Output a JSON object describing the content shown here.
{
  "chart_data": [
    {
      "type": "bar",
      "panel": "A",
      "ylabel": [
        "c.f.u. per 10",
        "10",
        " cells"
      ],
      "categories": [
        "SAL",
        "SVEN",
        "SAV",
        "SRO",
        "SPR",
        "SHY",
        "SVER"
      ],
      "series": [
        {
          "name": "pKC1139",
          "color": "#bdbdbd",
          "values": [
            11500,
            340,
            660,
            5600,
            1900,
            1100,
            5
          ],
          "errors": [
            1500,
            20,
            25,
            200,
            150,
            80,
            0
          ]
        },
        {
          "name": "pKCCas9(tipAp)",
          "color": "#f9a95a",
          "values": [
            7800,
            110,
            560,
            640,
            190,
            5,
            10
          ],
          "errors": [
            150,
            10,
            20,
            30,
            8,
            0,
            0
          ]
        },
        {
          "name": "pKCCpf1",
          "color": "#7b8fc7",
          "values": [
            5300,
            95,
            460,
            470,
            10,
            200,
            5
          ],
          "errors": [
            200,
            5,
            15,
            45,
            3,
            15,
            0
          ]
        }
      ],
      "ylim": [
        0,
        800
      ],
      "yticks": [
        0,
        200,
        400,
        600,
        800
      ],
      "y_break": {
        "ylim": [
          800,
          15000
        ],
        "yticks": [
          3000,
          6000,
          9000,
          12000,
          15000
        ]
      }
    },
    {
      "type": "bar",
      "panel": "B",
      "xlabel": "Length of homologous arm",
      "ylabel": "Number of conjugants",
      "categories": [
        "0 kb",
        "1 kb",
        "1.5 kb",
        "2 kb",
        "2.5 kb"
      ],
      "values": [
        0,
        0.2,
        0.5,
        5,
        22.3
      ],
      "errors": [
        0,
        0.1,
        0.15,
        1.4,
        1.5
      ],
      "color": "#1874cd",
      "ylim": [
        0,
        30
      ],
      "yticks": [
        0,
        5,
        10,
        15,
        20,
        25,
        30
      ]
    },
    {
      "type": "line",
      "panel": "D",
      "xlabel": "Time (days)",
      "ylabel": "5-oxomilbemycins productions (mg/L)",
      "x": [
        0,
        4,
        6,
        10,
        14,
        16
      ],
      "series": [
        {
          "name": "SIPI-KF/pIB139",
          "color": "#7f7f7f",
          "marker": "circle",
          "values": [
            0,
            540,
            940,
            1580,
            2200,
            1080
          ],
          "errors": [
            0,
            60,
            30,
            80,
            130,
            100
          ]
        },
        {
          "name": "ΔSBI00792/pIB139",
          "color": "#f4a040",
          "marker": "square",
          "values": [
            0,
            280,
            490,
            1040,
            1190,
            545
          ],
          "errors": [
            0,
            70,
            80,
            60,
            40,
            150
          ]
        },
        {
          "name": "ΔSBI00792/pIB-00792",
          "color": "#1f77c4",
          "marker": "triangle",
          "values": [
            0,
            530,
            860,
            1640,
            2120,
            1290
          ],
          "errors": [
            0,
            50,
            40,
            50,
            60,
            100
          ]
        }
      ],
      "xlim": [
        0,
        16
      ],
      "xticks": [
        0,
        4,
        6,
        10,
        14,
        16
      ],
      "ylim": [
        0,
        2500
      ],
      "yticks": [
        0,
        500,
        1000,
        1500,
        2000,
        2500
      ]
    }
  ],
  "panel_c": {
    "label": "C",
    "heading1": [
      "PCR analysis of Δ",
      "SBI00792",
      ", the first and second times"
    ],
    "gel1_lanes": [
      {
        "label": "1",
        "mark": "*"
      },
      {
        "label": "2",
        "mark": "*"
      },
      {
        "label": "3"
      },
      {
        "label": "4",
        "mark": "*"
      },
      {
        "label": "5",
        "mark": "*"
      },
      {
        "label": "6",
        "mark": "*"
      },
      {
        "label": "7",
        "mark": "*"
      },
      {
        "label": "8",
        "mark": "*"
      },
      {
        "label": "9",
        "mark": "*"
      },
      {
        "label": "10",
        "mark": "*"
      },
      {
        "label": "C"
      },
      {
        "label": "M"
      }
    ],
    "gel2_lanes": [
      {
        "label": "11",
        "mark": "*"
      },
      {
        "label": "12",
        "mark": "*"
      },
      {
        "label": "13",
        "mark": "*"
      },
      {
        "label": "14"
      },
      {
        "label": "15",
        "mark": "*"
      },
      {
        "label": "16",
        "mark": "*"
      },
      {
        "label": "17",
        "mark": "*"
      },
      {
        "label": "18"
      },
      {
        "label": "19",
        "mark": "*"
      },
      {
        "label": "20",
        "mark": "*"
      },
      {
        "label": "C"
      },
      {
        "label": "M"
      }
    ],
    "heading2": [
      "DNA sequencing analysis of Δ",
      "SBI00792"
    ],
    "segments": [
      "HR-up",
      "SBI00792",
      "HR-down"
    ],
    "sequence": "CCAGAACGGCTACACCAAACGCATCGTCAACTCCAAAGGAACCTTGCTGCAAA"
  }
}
━━━━━━━━━━━━━━━━━━━━━━━━━━━━━━
Work instruction
Every record above must be duplicated exactly.

Written solution
Output a JSON object describing the content shown here.
{
  "chart_data": [
    {
      "type": "bar",
      "panel": "A",
      "ylabel": [
        "c.f.u. per 10",
        "10",
        " cells"
      ],
      "categories": [
        "SAL",
        "SVEN",
        "SAV",
        "SRO",
        "SPR",
        "SHY",
        "SVER"
      ],
      "series": [
        {
          "name": "pKC1139",
          "color": "#bdbdbd",
          "values": [
            11500,
            340,
            660,
            5600,
            1900,
            1100,
            5
          ],
          "errors": [
            1500,
            20,
            25,
            200,
            150,
            80,
            0
          ]
        },
        {
          "name": "pKCCas9(tipAp)",
          "color": "#f9a95a",
          "values": [
            7800,
            110,
            560,
            640,
            190,
            5,
            10
          ],
          "errors": [
            150,
            10,
            20,
            30,
            8,
            0,
            0
          ]
        },
        {
          "name": "pKCCpf1",
          "color": "#7b8fc7",
          "values": [
            5300,
            95,
            460,
            470,
            10,
            200,
            5
          ],
          "errors": [
            200,
            5,
            15,
            45,
            3,
            15,
            0
          ]
        }
      ],
      "ylim": [
        0,
        800
      ],
      "yticks": [
        0,
        200,
        400,
        600,
        800
      ],
      "y_break": {
        "ylim": [
          800,
          15000
        ],
        "yticks": [
          3000,
          6000,
          9000,
          12000,
          15000
        ]
      }
    },
    {
      "type": "bar",
      "panel": "B",
      "xlabel": "Length of homologous arm",
      "ylabel": "Number of conjugants",
      "categories": [
        "0 kb",
        "1 kb",
        "1.5 kb",
        "2 kb",
        "2.5 kb"
      ],
      "values": [
        0,
        0.2,
        0.5,
        5,
        22.3
      ],
      "errors": [
        0,
        0.1,
        0.15,
        1.4,
        1.5
      ],
      "color": "#1874cd",
      "ylim": [
        0,
        30
      ],
      "yticks": [
        0,
        5,
        10,
        15,
        20,
        25,
        30
      ]
    },
    {
      "type": "line",
      "panel": "D",
      "xlabel": "Time (days)",
      "ylabel": "5-oxomilbemycins productions (mg/L)",
      "x": [
        0,
        4,
        6,
        10,
        14,
        16
      ],
      "series": [
        {
          "name": "SIPI-KF/pIB139",
          "color": "#7f7f7f",
          "marker": "circle",
          "values": [
            0,
            540,
            940,
            1580,
            2200,
            1080
          ],
          "errors": [
            0,
            60,
            30,
            80,
            130,
            100
          ]
        },
        {
          "name": "ΔSBI00792/pIB139",
          "color": "#f4a040",
          "marker": "square",
          "values": [
            0,
            280,
            490,
            1040,
            1190,
            545
          ],
          "errors": [
            0,
            70,
            80,
            60,
            40,
            150
          ]
        },
        {
          "name": "ΔSBI00792/pIB-00792",
          "color": "#1f77c4",
          "marker": "triangle",
          "values": [
            0,
            530,
            860,
            1640,
            2120,
            1290
          ],
          "errors": [
            0,
            50,
            40,
            50,
            60,
            100
          ]
        }
      ],
      "xlim": [
        0,
        16
      ],
      "xticks": [
        0,
        4,
        6,
        10,
        14,
        16
      ],
      "ylim": [
        0,
        2500
      ],
      "yticks": [
        0,
        500,
        1000,
        1500,
        2000,
        2500
      ]
    }
  ],
  "panel_c": {
    "label": "C",
    "heading1": [
      "PCR analysis of Δ",
      "SBI00792",
      ", the first and second times"
    ],
    "gel1_lanes": [
      {
        "label": "1",
        "mark": "*"
      },
      {
        "label": "2",
        "mark": "*"
      },
      {
        "label": "3"
      },
      {
        "label": "4",
        "mark": "*"
      },
      {
        "label": "5",
        "mark": "*"
      },
      {
        "label": "6",
        "mark": "*"
      },
      {
        "label": "7",
        "mark": "*"
      },
      {
        "label": "8",
        "mark": "*"
      },
      {
        "label": "9",
        "mark": "*"
      },
      {
        "label": "10",
        "mark": "*"
      },
      {
        "label": "C"
      },
      {
        "label": "M"
      }
    ],
    "gel2_lanes": [
      {
        "label": "11",
        "mark": "*"
      },
      {
        "label": "12",
        "mark": "*"
      },
      {
        "label": "13",
        "mark": "*"
      },
      {
        "label": "14"
      },
      {
        "label": "15",
        "mark": "*"
      },
      {
        "label": "16",
        "mark": "*"
      },
      {
        "label": "17",
        "mark": "*"
      },
      {
        "label": "18"
      },
      {
        "label": "19",
        "mark": "*"
      },
      {
        "label": "20",
        "mark": "*"
      },
      {
        "label": "C"
      },
      {
        "label": "M"
      }
    ],
    "heading2": [
      "DNA sequencing analysis of Δ",
      "SBI00792"
    ],
    "segments": [
      "HR-up",
      "SBI00792",
      "HR-down"
    ],
    "sequence": "CCAGAACGGCTACACCAAACGCATCGTCAACTCCAAAGGAACCTTGCTGCAAA"
  }
}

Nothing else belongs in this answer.